+++ MATERIAL FOR THIS EXERCISE +++

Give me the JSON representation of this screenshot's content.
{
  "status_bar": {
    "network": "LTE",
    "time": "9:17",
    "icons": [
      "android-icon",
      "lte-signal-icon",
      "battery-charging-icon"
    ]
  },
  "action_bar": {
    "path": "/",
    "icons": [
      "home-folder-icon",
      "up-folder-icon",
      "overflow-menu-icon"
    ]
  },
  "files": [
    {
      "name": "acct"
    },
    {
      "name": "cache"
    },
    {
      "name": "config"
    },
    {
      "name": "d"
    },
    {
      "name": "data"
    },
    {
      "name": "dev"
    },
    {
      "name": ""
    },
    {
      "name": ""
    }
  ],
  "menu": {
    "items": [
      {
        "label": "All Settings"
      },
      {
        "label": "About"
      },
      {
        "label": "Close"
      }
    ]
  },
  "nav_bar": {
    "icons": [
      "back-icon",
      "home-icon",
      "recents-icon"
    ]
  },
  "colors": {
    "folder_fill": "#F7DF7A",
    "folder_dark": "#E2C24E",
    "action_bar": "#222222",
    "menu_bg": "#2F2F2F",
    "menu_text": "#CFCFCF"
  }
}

+++
+++ MATERIAL FOR THIS EXERCISE +++

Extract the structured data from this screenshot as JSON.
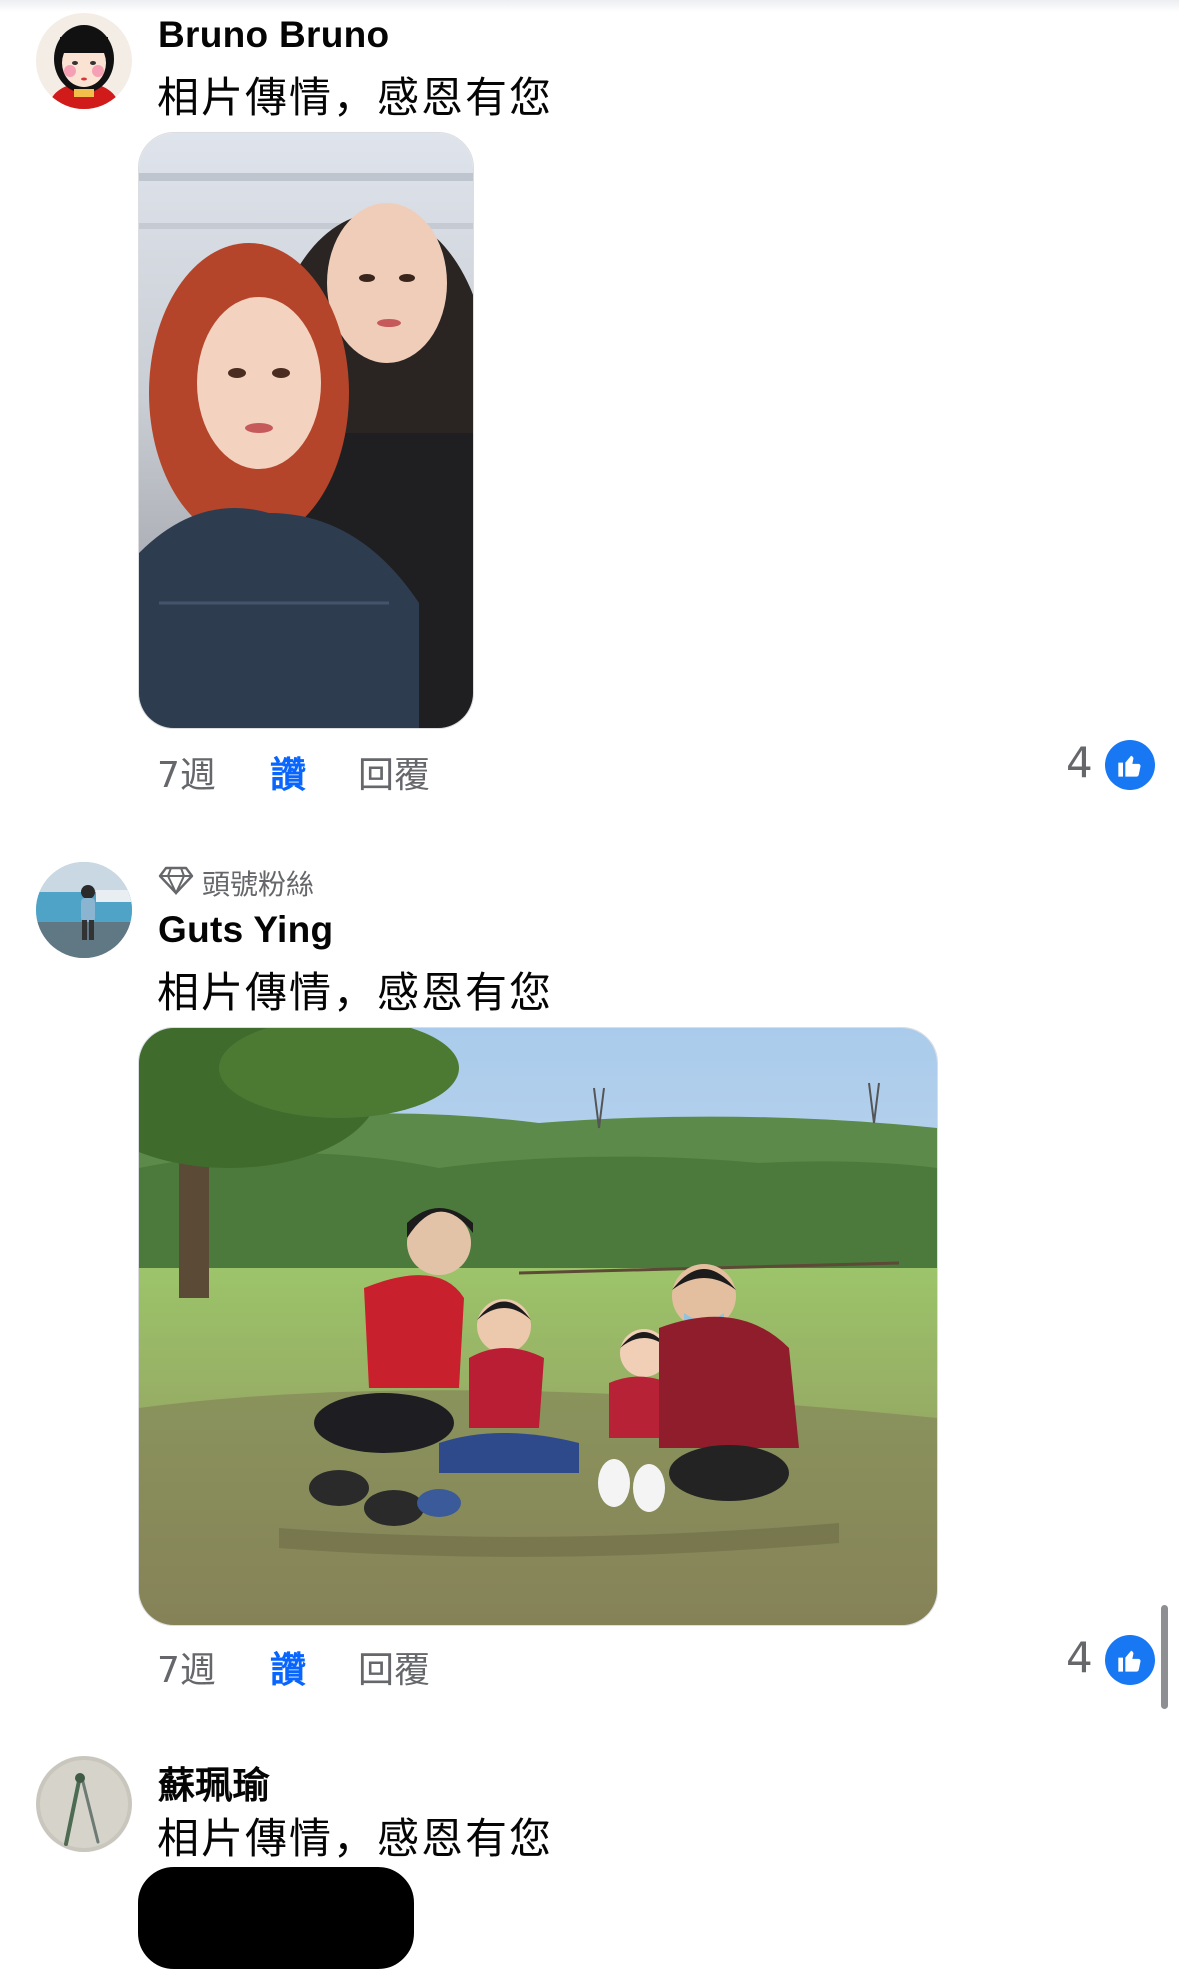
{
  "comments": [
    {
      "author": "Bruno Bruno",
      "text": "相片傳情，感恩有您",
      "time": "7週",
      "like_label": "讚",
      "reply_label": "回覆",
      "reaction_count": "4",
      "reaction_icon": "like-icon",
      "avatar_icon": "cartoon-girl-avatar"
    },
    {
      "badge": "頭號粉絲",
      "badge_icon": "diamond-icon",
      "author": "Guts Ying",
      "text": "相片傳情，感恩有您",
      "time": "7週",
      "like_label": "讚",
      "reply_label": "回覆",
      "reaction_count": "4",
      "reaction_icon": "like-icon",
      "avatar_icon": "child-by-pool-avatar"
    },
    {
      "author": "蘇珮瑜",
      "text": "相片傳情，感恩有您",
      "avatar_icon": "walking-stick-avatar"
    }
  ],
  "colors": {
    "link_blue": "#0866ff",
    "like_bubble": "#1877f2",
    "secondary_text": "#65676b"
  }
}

+++
+++ MATERIAL FOR THIS EXERCISE +++

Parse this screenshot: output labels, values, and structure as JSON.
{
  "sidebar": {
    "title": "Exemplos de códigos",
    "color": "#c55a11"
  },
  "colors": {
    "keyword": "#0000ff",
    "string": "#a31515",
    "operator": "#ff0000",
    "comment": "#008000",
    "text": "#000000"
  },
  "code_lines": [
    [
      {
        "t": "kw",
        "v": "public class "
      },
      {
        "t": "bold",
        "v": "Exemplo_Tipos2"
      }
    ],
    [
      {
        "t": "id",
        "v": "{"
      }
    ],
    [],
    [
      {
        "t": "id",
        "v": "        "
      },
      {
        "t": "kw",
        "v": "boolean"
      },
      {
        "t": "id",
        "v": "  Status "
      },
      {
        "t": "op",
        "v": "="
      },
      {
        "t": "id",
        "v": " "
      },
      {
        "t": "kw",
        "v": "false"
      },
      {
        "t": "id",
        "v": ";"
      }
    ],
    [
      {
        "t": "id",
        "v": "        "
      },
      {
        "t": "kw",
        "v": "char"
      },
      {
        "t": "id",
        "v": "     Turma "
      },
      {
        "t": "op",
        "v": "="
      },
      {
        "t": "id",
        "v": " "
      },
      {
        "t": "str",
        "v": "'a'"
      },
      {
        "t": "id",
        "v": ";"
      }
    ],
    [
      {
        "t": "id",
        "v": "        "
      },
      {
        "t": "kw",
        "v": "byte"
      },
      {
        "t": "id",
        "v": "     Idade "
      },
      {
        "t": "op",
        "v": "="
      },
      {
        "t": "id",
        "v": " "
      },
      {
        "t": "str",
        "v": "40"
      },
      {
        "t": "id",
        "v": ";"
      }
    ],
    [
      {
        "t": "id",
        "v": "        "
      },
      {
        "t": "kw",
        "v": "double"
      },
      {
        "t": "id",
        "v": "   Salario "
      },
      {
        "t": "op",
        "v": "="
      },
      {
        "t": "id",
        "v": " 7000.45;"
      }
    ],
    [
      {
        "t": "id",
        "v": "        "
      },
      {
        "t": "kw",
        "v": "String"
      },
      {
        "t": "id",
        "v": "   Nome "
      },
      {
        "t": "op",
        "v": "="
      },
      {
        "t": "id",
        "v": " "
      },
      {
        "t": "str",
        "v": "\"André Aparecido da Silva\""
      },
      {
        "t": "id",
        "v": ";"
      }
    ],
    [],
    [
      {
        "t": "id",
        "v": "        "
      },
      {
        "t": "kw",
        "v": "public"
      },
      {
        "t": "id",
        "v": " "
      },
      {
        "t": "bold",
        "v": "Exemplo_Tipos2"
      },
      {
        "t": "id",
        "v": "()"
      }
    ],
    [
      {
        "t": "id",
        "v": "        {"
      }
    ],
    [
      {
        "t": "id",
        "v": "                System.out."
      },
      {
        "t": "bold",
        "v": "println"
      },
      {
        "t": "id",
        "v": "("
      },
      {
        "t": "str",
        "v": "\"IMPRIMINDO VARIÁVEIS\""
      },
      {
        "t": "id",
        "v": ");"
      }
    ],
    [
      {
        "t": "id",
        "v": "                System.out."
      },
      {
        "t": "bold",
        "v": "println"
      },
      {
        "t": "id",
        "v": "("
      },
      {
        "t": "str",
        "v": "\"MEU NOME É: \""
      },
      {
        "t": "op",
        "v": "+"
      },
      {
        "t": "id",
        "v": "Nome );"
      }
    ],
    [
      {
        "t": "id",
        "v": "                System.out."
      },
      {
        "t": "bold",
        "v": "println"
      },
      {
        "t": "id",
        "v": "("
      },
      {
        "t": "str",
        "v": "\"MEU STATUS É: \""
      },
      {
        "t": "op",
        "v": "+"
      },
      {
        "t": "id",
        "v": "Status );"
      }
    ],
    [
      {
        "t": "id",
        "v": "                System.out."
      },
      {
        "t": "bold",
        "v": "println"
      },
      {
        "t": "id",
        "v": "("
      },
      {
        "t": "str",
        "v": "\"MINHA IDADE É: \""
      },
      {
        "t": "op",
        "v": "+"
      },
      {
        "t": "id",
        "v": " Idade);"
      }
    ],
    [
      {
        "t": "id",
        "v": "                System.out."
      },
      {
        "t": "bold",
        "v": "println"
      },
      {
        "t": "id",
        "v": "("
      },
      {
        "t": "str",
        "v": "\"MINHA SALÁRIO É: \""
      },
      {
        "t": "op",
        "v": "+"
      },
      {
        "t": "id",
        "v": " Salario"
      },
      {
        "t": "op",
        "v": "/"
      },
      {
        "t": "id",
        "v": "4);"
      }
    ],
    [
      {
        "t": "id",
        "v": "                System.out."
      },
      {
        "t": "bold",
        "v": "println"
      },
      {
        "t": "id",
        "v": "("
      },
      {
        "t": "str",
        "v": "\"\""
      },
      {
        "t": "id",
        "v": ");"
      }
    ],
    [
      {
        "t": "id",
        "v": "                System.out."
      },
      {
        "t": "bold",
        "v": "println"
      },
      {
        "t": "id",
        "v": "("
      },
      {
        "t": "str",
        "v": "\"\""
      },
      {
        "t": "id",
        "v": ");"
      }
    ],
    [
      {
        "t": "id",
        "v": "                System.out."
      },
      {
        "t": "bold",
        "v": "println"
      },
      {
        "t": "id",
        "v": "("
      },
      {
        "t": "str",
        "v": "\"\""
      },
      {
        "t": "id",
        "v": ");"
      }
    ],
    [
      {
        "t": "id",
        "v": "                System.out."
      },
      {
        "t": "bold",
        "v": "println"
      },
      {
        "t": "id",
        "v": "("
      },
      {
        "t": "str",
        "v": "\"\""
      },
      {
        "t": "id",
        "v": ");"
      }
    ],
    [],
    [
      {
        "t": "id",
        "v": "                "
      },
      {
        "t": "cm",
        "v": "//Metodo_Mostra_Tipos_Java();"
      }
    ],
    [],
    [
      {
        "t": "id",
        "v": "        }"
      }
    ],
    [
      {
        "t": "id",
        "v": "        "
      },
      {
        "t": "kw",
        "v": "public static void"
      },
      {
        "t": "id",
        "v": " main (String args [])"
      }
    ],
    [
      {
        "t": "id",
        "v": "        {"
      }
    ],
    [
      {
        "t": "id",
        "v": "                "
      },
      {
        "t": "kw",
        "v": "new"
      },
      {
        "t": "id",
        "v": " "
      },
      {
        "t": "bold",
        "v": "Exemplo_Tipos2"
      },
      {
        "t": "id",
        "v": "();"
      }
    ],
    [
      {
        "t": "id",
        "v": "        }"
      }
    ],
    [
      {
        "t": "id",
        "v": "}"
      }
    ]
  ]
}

+++

# TASK DIRECTIONS
Look through the entries above; copy every line holding the string "screenshot".

# RESPONSE TO THE TASK
Give me the JSON representation of this screenshot's content.
Extract the structured data from this screenshot as JSON.
Parse this screenshot: output labels, values, and structure as JSON.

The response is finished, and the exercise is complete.